===== LISTING =====

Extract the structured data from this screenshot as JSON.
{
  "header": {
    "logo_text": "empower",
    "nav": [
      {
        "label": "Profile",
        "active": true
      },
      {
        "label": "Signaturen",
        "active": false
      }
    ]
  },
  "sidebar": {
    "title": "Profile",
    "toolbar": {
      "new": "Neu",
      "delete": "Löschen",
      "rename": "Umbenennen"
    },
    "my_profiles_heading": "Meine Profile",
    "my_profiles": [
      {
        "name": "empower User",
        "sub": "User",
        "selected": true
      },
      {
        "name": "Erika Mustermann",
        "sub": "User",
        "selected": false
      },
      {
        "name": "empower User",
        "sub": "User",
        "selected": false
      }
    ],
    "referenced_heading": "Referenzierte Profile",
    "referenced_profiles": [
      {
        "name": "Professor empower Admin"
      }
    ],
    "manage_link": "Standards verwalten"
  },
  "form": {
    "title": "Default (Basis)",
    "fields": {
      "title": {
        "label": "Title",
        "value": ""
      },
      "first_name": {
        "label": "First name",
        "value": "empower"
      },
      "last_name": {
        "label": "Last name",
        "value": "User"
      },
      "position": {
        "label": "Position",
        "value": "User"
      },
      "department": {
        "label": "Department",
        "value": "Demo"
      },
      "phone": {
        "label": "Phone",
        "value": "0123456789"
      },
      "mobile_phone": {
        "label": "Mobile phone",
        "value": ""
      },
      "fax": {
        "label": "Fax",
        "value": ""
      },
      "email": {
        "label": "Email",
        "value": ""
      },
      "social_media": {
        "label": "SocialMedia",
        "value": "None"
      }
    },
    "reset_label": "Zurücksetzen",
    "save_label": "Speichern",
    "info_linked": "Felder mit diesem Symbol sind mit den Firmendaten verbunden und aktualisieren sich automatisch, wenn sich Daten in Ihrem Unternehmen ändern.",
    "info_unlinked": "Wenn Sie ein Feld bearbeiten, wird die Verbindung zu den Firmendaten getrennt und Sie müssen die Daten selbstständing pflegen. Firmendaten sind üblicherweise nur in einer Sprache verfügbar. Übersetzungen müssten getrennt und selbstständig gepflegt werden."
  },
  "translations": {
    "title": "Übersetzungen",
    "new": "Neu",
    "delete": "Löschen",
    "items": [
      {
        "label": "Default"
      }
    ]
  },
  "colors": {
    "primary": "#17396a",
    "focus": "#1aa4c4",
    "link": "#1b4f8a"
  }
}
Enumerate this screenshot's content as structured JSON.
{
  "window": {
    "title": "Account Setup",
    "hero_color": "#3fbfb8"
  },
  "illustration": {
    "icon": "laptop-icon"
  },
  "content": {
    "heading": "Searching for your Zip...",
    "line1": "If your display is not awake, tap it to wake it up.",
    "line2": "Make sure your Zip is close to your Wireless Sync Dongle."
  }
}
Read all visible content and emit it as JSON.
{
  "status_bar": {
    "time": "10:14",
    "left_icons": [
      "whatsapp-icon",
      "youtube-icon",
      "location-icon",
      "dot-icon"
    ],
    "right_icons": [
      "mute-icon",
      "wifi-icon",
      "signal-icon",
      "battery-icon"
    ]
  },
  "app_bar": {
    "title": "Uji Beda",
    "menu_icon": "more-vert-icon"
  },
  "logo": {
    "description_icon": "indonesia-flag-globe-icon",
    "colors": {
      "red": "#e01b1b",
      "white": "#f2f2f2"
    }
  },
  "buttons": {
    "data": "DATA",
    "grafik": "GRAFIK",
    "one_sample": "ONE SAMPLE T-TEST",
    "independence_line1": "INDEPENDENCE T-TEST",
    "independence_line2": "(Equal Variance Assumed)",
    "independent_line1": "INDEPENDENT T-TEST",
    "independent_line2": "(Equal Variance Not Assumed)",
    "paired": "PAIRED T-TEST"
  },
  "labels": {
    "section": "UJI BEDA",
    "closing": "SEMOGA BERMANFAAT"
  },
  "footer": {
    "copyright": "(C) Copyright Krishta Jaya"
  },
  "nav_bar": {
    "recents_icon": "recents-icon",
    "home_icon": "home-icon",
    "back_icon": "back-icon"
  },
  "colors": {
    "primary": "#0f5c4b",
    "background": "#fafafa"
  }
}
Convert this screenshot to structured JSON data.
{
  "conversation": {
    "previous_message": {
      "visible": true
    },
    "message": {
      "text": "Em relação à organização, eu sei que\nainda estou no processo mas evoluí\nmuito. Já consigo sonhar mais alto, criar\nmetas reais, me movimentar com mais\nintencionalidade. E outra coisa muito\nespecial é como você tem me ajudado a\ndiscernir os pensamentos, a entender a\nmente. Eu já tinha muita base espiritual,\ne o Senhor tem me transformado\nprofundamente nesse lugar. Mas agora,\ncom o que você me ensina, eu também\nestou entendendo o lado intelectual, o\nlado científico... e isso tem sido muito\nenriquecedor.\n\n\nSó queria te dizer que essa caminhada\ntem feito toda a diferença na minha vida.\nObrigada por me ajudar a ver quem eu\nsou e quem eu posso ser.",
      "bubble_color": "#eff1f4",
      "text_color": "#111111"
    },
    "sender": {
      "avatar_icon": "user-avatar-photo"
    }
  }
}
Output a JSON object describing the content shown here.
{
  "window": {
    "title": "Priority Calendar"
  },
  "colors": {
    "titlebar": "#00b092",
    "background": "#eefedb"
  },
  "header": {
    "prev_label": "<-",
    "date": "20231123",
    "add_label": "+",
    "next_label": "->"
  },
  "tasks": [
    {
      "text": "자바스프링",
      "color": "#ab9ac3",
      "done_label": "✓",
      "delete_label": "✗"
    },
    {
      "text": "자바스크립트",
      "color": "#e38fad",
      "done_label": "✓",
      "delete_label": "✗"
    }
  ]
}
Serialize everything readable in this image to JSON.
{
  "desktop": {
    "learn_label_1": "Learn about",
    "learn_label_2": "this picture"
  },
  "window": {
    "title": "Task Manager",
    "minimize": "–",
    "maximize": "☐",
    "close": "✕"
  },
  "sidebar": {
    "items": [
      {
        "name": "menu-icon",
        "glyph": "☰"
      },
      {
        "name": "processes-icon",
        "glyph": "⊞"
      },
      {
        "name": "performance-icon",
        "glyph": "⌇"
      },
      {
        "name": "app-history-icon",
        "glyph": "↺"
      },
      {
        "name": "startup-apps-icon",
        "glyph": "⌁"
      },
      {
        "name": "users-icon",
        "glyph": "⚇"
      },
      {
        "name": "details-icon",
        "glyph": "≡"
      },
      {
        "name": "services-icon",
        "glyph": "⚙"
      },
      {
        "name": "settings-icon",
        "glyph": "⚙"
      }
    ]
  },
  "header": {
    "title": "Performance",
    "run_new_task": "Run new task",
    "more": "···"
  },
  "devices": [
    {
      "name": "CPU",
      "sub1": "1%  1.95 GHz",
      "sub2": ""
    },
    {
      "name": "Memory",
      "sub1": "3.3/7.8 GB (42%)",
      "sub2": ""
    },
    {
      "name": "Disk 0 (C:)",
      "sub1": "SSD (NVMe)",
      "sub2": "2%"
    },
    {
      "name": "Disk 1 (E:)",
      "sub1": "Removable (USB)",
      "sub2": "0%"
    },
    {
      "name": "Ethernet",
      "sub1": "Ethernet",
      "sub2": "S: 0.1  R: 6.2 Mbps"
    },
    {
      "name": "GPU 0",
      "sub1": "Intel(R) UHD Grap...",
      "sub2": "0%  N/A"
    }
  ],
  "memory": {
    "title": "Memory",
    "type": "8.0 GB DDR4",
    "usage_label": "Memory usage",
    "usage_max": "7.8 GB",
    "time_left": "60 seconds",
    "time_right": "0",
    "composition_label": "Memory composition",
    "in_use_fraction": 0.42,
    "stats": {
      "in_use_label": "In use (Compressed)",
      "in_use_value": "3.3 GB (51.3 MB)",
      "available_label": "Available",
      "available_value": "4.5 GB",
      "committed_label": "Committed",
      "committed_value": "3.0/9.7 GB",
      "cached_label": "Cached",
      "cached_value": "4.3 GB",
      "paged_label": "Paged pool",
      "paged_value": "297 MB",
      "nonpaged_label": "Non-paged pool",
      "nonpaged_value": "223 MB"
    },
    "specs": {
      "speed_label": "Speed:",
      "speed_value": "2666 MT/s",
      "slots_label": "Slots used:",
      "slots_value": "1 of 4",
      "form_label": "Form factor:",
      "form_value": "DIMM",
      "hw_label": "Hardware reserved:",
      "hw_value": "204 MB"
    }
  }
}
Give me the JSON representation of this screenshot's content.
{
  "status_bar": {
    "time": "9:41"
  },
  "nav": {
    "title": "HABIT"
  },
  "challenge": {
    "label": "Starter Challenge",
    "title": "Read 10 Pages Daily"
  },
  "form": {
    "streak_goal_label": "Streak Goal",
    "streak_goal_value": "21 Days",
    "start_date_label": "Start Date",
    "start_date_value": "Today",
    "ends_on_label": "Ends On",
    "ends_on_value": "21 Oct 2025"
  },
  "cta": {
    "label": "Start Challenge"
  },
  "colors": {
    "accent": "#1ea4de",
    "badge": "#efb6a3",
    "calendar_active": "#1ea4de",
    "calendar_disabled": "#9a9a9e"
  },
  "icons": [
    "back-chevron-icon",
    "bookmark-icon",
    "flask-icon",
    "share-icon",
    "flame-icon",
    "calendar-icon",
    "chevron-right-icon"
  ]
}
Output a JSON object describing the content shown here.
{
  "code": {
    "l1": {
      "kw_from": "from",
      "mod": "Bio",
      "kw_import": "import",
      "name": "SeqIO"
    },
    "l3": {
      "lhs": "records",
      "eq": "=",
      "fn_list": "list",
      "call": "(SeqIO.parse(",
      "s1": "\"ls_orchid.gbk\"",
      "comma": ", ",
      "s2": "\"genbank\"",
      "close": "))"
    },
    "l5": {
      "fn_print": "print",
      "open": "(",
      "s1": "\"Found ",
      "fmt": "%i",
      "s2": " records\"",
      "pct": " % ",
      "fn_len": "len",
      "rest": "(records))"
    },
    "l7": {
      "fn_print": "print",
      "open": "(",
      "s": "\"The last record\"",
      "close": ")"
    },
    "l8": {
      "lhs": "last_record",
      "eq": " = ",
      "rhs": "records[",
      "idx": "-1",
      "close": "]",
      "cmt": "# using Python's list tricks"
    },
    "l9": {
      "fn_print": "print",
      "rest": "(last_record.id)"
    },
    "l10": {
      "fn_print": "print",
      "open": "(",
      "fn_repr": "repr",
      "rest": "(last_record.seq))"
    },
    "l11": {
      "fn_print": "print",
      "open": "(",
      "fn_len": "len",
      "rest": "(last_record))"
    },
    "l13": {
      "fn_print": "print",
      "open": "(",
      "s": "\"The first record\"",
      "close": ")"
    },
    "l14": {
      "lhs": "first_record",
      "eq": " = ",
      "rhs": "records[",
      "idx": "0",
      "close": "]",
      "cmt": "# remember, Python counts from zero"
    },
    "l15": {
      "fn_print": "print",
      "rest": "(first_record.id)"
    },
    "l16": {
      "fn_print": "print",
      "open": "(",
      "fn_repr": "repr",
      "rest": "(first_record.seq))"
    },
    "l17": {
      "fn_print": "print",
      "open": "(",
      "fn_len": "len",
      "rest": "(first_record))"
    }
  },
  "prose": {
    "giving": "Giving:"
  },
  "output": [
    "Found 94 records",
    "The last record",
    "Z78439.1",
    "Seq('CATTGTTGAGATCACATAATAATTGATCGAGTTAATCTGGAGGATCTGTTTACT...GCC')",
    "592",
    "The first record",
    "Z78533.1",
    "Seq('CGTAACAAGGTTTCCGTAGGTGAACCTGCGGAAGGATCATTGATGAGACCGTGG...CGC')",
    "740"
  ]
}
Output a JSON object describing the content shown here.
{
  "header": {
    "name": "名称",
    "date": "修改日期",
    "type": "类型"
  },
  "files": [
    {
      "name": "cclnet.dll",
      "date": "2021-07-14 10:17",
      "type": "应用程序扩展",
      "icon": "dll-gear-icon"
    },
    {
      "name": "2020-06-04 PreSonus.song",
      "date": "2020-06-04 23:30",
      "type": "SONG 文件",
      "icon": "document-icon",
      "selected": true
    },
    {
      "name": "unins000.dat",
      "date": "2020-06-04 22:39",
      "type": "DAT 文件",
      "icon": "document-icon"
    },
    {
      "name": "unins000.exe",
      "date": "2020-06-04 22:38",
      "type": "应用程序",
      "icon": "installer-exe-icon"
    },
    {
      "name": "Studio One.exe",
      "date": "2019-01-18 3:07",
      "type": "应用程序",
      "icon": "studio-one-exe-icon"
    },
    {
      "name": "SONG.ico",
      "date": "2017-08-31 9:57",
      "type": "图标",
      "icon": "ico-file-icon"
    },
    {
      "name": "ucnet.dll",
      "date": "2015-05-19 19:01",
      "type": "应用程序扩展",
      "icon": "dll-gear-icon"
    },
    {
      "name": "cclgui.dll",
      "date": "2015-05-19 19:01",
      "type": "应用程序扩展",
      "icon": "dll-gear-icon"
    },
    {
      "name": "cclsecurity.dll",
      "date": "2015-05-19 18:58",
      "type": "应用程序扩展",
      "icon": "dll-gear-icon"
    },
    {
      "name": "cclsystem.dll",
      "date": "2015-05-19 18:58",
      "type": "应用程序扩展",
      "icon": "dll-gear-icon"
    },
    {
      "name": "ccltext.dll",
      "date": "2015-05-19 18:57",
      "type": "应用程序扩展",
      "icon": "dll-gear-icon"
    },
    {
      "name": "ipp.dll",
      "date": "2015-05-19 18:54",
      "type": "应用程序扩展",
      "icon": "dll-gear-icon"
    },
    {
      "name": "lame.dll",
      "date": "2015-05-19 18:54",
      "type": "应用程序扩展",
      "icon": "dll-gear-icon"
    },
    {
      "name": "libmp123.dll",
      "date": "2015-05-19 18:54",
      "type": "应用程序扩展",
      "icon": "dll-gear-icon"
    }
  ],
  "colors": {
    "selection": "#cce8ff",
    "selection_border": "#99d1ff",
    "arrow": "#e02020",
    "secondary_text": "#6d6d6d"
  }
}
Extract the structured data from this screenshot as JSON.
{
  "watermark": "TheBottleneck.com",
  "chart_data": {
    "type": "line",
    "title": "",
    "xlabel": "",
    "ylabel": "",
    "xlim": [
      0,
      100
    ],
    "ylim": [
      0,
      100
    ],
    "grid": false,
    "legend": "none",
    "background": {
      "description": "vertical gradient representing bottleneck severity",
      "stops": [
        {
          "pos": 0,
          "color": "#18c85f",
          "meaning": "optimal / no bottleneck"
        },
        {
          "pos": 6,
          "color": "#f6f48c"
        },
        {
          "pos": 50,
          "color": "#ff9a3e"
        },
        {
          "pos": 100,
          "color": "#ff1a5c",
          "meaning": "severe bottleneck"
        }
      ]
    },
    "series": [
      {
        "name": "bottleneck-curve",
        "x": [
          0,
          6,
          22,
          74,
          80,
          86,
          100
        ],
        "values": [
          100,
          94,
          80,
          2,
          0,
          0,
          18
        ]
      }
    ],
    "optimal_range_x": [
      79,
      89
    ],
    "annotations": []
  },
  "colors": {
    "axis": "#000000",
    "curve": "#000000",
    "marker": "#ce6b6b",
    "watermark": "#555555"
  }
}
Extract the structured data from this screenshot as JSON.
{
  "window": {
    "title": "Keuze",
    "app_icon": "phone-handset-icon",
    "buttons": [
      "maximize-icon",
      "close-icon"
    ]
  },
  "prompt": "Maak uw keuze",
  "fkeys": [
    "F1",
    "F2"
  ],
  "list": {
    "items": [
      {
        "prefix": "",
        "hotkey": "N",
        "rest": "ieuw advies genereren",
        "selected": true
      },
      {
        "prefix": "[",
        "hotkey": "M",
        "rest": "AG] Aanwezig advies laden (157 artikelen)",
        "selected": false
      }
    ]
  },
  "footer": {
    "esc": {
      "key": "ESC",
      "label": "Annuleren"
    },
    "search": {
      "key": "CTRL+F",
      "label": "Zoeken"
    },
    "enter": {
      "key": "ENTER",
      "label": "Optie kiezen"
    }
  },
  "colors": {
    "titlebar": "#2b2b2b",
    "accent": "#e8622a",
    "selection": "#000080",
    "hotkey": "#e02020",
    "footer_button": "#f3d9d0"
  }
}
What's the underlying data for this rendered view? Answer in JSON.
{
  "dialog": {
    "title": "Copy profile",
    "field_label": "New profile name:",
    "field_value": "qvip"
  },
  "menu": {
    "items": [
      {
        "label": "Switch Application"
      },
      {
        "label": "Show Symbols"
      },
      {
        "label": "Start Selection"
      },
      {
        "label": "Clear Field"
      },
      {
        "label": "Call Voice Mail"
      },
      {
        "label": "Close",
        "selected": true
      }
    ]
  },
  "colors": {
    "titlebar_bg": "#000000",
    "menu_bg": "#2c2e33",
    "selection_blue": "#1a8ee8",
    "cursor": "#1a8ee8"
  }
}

=====

Which lines in the listing above hold the word "watermark"? Show each of them.

■ SOLUTION TO THIS EXERCISE ■
  "watermark": "TheBottleneck.com",
    "watermark": "#555555"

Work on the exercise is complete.